**Given instruction:** Reproduce every line of the following material word for word, with nothing added, dropped, or changed.

◆ ◆ ◆ ◆

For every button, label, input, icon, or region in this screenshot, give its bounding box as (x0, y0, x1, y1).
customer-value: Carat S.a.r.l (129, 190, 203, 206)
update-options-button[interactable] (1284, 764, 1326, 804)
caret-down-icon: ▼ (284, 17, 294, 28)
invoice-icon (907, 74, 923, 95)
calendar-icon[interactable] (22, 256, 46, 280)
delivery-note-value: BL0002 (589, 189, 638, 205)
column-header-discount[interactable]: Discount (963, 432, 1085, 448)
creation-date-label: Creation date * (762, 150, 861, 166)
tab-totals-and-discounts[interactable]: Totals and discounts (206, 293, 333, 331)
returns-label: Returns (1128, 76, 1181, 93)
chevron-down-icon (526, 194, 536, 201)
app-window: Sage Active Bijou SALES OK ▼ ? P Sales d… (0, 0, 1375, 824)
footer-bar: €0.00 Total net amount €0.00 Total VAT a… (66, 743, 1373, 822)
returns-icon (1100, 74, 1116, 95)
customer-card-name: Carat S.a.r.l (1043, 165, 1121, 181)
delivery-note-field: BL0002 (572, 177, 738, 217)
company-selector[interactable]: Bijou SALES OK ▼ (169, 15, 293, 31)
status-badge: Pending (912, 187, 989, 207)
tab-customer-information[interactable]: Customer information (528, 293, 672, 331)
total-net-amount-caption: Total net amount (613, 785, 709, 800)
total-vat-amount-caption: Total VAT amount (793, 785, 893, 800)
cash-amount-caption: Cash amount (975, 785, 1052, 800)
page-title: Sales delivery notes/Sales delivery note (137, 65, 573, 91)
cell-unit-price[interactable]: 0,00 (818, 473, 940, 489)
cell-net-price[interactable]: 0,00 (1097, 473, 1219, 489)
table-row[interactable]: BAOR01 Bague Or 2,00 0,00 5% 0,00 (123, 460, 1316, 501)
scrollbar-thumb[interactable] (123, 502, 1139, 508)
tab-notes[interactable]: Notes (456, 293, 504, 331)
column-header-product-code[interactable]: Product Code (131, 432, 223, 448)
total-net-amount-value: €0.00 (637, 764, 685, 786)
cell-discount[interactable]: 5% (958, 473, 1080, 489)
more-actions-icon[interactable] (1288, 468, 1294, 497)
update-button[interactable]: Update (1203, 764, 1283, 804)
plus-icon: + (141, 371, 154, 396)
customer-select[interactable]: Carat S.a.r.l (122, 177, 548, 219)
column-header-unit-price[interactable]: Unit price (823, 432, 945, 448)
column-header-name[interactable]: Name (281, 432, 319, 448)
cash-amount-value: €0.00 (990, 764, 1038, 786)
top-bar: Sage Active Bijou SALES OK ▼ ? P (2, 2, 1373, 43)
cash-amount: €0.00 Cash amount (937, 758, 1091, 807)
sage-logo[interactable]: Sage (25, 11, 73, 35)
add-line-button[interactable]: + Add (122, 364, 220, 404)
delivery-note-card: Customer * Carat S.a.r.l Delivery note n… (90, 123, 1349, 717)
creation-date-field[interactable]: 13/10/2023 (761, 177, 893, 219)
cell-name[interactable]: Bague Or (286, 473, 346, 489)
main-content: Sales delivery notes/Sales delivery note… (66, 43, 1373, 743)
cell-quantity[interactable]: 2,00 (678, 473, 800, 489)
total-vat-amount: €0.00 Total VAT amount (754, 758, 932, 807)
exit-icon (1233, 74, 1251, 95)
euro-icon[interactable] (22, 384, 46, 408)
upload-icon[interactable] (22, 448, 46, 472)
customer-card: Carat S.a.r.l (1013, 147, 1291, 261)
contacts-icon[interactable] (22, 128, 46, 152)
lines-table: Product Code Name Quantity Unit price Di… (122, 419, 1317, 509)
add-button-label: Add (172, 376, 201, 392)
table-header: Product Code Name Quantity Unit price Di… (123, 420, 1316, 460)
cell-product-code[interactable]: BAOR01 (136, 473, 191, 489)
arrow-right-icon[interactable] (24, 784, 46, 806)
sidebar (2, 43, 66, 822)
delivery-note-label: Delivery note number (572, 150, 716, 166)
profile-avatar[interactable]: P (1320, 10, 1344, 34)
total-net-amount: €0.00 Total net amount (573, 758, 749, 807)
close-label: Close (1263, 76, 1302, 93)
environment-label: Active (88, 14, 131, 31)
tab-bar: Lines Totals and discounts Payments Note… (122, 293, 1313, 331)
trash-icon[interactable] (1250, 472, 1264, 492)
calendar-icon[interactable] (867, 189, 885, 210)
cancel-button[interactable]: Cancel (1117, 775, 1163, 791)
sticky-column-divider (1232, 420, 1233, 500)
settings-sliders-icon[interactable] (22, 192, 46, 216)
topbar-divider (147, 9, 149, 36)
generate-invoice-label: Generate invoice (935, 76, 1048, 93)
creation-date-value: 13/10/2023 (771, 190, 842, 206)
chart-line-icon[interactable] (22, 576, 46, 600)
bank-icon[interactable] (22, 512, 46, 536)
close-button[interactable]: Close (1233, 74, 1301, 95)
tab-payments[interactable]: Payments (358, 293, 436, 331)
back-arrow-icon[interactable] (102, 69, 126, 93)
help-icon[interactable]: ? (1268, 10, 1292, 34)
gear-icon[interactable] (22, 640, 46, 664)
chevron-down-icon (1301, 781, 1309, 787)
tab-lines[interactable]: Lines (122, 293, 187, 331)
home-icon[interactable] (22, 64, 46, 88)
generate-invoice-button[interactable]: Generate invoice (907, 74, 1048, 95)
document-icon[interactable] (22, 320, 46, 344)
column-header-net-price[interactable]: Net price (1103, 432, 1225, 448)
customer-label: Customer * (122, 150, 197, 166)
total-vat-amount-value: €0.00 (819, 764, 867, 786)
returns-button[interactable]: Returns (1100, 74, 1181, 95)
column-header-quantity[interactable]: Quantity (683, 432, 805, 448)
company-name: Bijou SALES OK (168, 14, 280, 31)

◆ ◆ ◆ ◆

**Reply to the exercise:**
For every button, label, input, icon, or region in this screenshot, give its bounding box as (x0, y0, x1, y1).
customer-value: Carat S.a.r.l (129, 190, 203, 206)
update-options-button[interactable] (1284, 764, 1326, 804)
caret-down-icon: ▼ (284, 17, 294, 28)
invoice-icon (907, 74, 923, 95)
calendar-icon[interactable] (22, 256, 46, 280)
delivery-note-value: BL0002 (589, 189, 638, 205)
column-header-discount[interactable]: Discount (963, 432, 1085, 448)
creation-date-label: Creation date * (762, 150, 861, 166)
tab-totals-and-discounts[interactable]: Totals and discounts (206, 293, 333, 331)
returns-label: Returns (1128, 76, 1181, 93)
chevron-down-icon (526, 194, 536, 201)
app-window: Sage Active Bijou SALES OK ▼ ? P Sales d… (0, 0, 1375, 824)
footer-bar: €0.00 Total net amount €0.00 Total VAT a… (66, 743, 1373, 822)
returns-icon (1100, 74, 1116, 95)
customer-card-name: Carat S.a.r.l (1043, 165, 1121, 181)
delivery-note-field: BL0002 (572, 177, 738, 217)
company-selector[interactable]: Bijou SALES OK ▼ (169, 15, 293, 31)
status-badge: Pending (912, 187, 989, 207)
tab-customer-information[interactable]: Customer information (528, 293, 672, 331)
total-net-amount-caption: Total net amount (613, 785, 709, 800)
total-vat-amount-caption: Total VAT amount (793, 785, 893, 800)
cash-amount-caption: Cash amount (975, 785, 1052, 800)
page-title: Sales delivery notes/Sales delivery note (137, 65, 573, 91)
cell-unit-price[interactable]: 0,00 (818, 473, 940, 489)
cell-net-price[interactable]: 0,00 (1097, 473, 1219, 489)
table-row[interactable]: BAOR01 Bague Or 2,00 0,00 5% 0,00 (123, 460, 1316, 501)
scrollbar-thumb[interactable] (123, 502, 1139, 508)
tab-notes[interactable]: Notes (456, 293, 504, 331)
column-header-product-code[interactable]: Product Code (131, 432, 223, 448)
total-net-amount-value: €0.00 (637, 764, 685, 786)
cell-discount[interactable]: 5% (958, 473, 1080, 489)
more-actions-icon[interactable] (1288, 468, 1294, 497)
update-button[interactable]: Update (1203, 764, 1283, 804)
plus-icon: + (141, 371, 154, 396)
customer-select[interactable]: Carat S.a.r.l (122, 177, 548, 219)
column-header-unit-price[interactable]: Unit price (823, 432, 945, 448)
column-header-name[interactable]: Name (281, 432, 319, 448)
cash-amount-value: €0.00 (990, 764, 1038, 786)
top-bar: Sage Active Bijou SALES OK ▼ ? P (2, 2, 1373, 43)
cash-amount: €0.00 Cash amount (937, 758, 1091, 807)
sage-logo[interactable]: Sage (25, 11, 73, 35)
add-line-button[interactable]: + Add (122, 364, 220, 404)
delivery-note-card: Customer * Carat S.a.r.l Delivery note n… (90, 123, 1349, 717)
creation-date-field[interactable]: 13/10/2023 (761, 177, 893, 219)
cell-name[interactable]: Bague Or (286, 473, 346, 489)
main-content: Sales delivery notes/Sales delivery note… (66, 43, 1373, 743)
cell-quantity[interactable]: 2,00 (678, 473, 800, 489)
total-vat-amount: €0.00 Total VAT amount (754, 758, 932, 807)
exit-icon (1233, 74, 1251, 95)
euro-icon[interactable] (22, 384, 46, 408)
upload-icon[interactable] (22, 448, 46, 472)
customer-card: Carat S.a.r.l (1013, 147, 1291, 261)
contacts-icon[interactable] (22, 128, 46, 152)
lines-table: Product Code Name Quantity Unit price Di… (122, 419, 1317, 509)
add-button-label: Add (172, 376, 201, 392)
table-header: Product Code Name Quantity Unit price Di… (123, 420, 1316, 460)
cell-product-code[interactable]: BAOR01 (136, 473, 191, 489)
arrow-right-icon[interactable] (24, 784, 46, 806)
sidebar (2, 43, 66, 822)
delivery-note-label: Delivery note number (572, 150, 716, 166)
profile-avatar[interactable]: P (1320, 10, 1344, 34)
total-net-amount: €0.00 Total net amount (573, 758, 749, 807)
close-label: Close (1263, 76, 1302, 93)
environment-label: Active (88, 14, 131, 31)
tab-bar: Lines Totals and discounts Payments Note… (122, 293, 1313, 331)
trash-icon[interactable] (1250, 472, 1264, 492)
calendar-icon[interactable] (867, 189, 885, 210)
cancel-button[interactable]: Cancel (1117, 775, 1163, 791)
sticky-column-divider (1232, 420, 1233, 500)
settings-sliders-icon[interactable] (22, 192, 46, 216)
topbar-divider (147, 9, 149, 36)
generate-invoice-label: Generate invoice (935, 76, 1048, 93)
creation-date-value: 13/10/2023 (771, 190, 842, 206)
chart-line-icon[interactable] (22, 576, 46, 600)
bank-icon[interactable] (22, 512, 46, 536)
close-button[interactable]: Close (1233, 74, 1301, 95)
tab-payments[interactable]: Payments (358, 293, 436, 331)
back-arrow-icon[interactable] (102, 69, 126, 93)
help-icon[interactable]: ? (1268, 10, 1292, 34)
gear-icon[interactable] (22, 640, 46, 664)
chevron-down-icon (1301, 781, 1309, 787)
tab-lines[interactable]: Lines (122, 293, 187, 331)
home-icon[interactable] (22, 64, 46, 88)
generate-invoice-button[interactable]: Generate invoice (907, 74, 1048, 95)
document-icon[interactable] (22, 320, 46, 344)
column-header-net-price[interactable]: Net price (1103, 432, 1225, 448)
customer-label: Customer * (122, 150, 197, 166)
total-vat-amount-value: €0.00 (819, 764, 867, 786)
returns-button[interactable]: Returns (1100, 74, 1181, 95)
column-header-quantity[interactable]: Quantity (683, 432, 805, 448)
company-name: Bijou SALES OK (168, 14, 280, 31)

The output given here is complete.